• **JOB**
Restate the full set of records exactly, without adding or dropping a word.

• **DATA TO USE**
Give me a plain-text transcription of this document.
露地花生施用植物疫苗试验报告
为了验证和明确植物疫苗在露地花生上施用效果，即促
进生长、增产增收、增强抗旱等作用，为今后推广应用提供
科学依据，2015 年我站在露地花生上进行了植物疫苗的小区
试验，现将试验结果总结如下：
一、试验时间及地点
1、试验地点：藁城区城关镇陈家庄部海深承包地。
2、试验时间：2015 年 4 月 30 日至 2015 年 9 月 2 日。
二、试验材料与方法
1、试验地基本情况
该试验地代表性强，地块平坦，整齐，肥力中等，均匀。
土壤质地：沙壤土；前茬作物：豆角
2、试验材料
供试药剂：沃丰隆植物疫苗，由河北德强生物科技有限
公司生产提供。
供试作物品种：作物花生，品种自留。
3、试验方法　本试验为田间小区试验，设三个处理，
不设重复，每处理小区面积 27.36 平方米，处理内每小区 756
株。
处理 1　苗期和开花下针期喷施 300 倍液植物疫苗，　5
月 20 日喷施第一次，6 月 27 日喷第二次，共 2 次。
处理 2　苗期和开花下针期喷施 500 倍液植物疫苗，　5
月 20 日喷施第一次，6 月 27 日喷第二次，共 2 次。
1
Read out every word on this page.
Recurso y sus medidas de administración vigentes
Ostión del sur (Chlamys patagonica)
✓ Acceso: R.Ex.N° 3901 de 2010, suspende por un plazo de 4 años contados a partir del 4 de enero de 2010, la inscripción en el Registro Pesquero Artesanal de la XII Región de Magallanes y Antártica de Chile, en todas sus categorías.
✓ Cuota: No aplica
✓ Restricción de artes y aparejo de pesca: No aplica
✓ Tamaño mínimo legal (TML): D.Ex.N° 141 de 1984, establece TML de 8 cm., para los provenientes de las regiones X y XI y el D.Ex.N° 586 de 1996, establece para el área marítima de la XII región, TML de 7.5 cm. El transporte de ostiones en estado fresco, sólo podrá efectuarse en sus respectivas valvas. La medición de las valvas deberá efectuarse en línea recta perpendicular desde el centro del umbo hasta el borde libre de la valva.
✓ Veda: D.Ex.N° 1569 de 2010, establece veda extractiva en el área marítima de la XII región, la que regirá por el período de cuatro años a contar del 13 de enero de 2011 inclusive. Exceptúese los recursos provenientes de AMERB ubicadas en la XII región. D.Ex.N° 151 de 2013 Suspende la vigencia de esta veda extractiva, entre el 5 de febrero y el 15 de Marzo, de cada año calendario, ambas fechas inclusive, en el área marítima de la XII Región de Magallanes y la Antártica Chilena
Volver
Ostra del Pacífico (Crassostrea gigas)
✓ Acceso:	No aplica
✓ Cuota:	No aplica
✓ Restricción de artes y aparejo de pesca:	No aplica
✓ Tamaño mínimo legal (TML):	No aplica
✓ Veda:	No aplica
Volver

• **THE RESULT**
Give me a plain-text transcription of this document.
露地花生施用植物疫苗试验报告
为了验证和明确植物疫苗在露地花生上施用效果，即促
进生长、增产增收、增强抗旱等作用，为今后推广应用提供
科学依据，2015 年我站在露地花生上进行了植物疫苗的小区
试验，现将试验结果总结如下：
一、试验时间及地点
1、试验地点：藁城区城关镇陈家庄部海深承包地。
2、试验时间：2015 年 4 月 30 日至 2015 年 9 月 2 日。
二、试验材料与方法
1、试验地基本情况
该试验地代表性强，地块平坦，整齐，肥力中等，均匀。
土壤质地：沙壤土；前茬作物：豆角
2、试验材料
供试药剂：沃丰隆植物疫苗，由河北德强生物科技有限
公司生产提供。
供试作物品种：作物花生，品种自留。
3、试验方法　本试验为田间小区试验，设三个处理，
不设重复，每处理小区面积 27.36 平方米，处理内每小区 756
株。
处理 1　苗期和开花下针期喷施 300 倍液植物疫苗，　5
月 20 日喷施第一次，6 月 27 日喷第二次，共 2 次。
处理 2　苗期和开花下针期喷施 500 倍液植物疫苗，　5
月 20 日喷施第一次，6 月 27 日喷第二次，共 2 次。
1
Read out every word on this page.
Recurso y sus medidas de administración vigentes
Ostión del sur (Chlamys patagonica)
✓ Acceso: R.Ex.N° 3901 de 2010, suspende por un plazo de 4 años contados a partir del 4 de enero de 2010, la inscripción en el Registro Pesquero Artesanal de la XII Región de Magallanes y Antártica de Chile, en todas sus categorías.
✓ Cuota: No aplica
✓ Restricción de artes y aparejo de pesca: No aplica
✓ Tamaño mínimo legal (TML): D.Ex.N° 141 de 1984, establece TML de 8 cm., para los provenientes de las regiones X y XI y el D.Ex.N° 586 de 1996, establece para el área marítima de la XII región, TML de 7.5 cm. El transporte de ostiones en estado fresco, sólo podrá efectuarse en sus respectivas valvas. La medición de las valvas deberá efectuarse en línea recta perpendicular desde el centro del umbo hasta el borde libre de la valva.
✓ Veda: D.Ex.N° 1569 de 2010, establece veda extractiva en el área marítima de la XII región, la que regirá por el período de cuatro años a contar del 13 de enero de 2011 inclusive. Exceptúese los recursos provenientes de AMERB ubicadas en la XII región. D.Ex.N° 151 de 2013 Suspende la vigencia de esta veda extractiva, entre el 5 de febrero y el 15 de Marzo, de cada año calendario, ambas fechas inclusive, en el área marítima de la XII Región de Magallanes y la Antártica Chilena
Volver
Ostra del Pacífico (Crassostrea gigas)
✓ Acceso:	No aplica
✓ Cuota:	No aplica
✓ Restricción de artes y aparejo de pesca:	No aplica
✓ Tamaño mínimo legal (TML):	No aplica
✓ Veda:	No aplica
Volver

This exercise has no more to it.